━━━ Source records

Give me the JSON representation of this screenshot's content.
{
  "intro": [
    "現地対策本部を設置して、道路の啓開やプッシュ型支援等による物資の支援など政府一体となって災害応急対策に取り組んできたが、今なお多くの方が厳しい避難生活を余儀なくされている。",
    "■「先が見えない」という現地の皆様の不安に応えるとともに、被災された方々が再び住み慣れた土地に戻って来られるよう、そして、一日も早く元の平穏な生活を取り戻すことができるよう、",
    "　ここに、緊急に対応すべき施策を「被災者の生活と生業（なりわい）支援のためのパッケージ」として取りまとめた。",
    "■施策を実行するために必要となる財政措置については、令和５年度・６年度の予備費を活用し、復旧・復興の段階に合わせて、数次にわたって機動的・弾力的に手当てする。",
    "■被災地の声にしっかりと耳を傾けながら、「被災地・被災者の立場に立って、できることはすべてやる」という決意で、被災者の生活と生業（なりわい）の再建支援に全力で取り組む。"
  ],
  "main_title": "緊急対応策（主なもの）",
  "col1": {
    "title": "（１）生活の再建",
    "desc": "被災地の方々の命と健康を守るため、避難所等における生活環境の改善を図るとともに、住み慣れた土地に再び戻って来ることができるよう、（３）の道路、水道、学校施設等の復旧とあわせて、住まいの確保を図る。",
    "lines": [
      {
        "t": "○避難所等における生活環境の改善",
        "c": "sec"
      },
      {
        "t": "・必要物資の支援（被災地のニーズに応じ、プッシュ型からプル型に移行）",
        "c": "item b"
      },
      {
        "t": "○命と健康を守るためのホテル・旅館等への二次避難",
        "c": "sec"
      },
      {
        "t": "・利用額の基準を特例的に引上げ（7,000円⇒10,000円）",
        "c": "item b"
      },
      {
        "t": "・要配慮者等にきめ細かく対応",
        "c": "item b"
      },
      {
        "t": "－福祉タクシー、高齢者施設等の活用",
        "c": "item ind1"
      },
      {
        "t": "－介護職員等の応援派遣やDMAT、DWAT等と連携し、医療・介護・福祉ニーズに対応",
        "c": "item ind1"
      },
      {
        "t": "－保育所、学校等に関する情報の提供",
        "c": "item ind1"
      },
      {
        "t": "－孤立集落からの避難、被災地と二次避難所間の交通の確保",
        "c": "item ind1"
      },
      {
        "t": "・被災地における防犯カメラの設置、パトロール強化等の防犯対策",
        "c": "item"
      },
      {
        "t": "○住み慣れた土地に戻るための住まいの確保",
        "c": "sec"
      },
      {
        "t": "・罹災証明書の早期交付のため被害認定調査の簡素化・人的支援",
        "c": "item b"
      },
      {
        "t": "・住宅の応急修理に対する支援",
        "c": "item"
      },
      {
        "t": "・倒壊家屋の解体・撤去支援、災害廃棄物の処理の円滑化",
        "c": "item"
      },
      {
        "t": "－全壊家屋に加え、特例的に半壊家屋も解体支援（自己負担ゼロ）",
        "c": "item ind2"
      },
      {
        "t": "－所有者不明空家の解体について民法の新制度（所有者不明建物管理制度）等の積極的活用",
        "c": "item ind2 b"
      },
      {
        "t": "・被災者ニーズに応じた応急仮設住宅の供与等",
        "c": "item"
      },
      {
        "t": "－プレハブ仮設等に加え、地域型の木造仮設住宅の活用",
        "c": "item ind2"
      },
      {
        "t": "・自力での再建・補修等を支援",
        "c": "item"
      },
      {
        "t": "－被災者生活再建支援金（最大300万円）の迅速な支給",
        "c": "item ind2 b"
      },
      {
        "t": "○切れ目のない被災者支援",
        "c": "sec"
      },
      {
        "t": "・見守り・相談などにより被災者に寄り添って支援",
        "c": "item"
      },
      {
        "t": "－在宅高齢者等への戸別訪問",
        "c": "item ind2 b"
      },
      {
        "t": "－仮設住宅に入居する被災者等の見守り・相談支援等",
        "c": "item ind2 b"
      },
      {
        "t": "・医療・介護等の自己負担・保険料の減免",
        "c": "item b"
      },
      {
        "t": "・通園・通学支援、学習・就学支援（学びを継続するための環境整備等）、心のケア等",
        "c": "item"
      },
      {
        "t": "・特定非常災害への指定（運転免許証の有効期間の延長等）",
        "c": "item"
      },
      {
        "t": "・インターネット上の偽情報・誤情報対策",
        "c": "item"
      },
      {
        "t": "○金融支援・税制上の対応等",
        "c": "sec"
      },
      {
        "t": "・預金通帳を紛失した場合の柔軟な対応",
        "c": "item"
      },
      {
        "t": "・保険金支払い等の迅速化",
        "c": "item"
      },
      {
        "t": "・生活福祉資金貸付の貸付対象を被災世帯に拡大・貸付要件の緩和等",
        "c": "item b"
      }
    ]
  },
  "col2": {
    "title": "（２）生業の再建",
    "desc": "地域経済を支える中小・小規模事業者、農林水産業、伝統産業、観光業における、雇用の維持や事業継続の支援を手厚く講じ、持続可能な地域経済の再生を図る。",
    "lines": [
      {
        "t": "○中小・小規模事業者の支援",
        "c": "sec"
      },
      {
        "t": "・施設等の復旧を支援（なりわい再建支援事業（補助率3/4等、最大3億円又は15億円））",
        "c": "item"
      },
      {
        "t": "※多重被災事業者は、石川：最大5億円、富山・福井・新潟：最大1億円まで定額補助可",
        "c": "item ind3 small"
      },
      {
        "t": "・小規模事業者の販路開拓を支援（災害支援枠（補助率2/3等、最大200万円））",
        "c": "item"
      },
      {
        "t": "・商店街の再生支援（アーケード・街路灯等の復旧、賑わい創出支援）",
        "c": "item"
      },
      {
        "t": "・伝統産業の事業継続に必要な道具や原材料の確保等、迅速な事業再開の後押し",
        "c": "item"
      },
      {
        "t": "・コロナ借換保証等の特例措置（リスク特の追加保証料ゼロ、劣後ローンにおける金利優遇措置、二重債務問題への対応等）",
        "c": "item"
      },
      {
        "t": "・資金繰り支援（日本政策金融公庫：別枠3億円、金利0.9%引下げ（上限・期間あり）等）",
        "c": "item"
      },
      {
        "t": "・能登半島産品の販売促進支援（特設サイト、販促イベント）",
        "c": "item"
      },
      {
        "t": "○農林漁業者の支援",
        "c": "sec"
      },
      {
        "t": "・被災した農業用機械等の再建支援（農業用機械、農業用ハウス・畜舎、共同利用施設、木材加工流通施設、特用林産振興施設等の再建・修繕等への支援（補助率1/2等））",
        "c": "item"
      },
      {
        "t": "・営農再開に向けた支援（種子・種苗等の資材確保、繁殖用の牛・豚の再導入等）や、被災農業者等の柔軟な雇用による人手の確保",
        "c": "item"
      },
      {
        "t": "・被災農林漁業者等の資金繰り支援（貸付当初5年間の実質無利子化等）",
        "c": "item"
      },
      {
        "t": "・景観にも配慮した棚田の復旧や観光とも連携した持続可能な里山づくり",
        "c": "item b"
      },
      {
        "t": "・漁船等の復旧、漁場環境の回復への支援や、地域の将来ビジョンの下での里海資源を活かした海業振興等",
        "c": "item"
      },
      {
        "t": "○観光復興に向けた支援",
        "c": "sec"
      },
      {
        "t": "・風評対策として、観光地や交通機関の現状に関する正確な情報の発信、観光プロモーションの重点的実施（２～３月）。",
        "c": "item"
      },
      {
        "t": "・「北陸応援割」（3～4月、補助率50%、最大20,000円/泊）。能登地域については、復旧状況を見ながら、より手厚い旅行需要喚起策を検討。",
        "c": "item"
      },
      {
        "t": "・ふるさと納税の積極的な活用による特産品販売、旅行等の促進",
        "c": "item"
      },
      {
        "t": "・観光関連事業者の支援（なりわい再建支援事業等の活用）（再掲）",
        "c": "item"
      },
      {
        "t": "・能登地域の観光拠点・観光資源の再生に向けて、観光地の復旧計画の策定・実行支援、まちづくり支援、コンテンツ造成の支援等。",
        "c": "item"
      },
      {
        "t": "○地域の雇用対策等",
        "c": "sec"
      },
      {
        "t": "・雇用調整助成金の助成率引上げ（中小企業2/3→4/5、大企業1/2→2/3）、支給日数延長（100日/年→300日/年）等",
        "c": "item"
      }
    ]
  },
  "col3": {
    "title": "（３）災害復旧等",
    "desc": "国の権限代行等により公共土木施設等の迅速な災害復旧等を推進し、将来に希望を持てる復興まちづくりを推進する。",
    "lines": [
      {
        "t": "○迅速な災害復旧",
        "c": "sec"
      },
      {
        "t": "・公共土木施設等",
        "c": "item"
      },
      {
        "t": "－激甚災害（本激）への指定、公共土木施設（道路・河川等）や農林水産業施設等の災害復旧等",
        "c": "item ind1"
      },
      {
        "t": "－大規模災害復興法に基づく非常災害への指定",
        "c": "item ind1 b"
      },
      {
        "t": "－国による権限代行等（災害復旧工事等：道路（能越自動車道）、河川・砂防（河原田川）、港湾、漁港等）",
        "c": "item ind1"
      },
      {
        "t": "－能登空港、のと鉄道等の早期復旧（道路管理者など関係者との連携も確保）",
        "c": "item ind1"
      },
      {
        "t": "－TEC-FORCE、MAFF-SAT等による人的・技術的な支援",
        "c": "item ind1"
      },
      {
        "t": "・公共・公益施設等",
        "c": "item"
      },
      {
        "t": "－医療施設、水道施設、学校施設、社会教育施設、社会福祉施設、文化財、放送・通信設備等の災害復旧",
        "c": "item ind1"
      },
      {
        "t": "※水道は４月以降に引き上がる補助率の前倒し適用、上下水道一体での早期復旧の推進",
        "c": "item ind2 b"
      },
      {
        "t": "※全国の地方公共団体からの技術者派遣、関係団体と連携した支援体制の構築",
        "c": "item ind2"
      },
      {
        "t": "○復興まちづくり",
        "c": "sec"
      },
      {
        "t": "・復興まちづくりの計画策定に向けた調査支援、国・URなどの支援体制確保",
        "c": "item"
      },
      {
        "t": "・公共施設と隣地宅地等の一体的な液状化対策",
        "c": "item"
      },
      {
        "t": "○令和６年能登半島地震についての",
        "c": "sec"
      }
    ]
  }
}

━━━━━━

§ **The request**:
Return every line holding the word "desc" from the records.

§ **Complete response**:
    "desc": "被災地の方々の命と健康を守るため、避難所等における生活環境の改善を図るとともに、住み慣れた土地に再び戻って来ることができるよう、（３）の道路、水道、学校施設等の復旧とあわせて、住まいの確保を図る。",
    "desc": "地域経済を支える中小・小規模事業者、農林水産業、伝統産業、観光業における、雇用の維持や事業継続の支援を手厚く講じ、持続可能な地域経済の再生を図る。",
    "desc": "国の権限代行等により公共土木施設等の迅速な災害復旧等を推進し、将来に希望を持てる復興まちづくりを推進する。",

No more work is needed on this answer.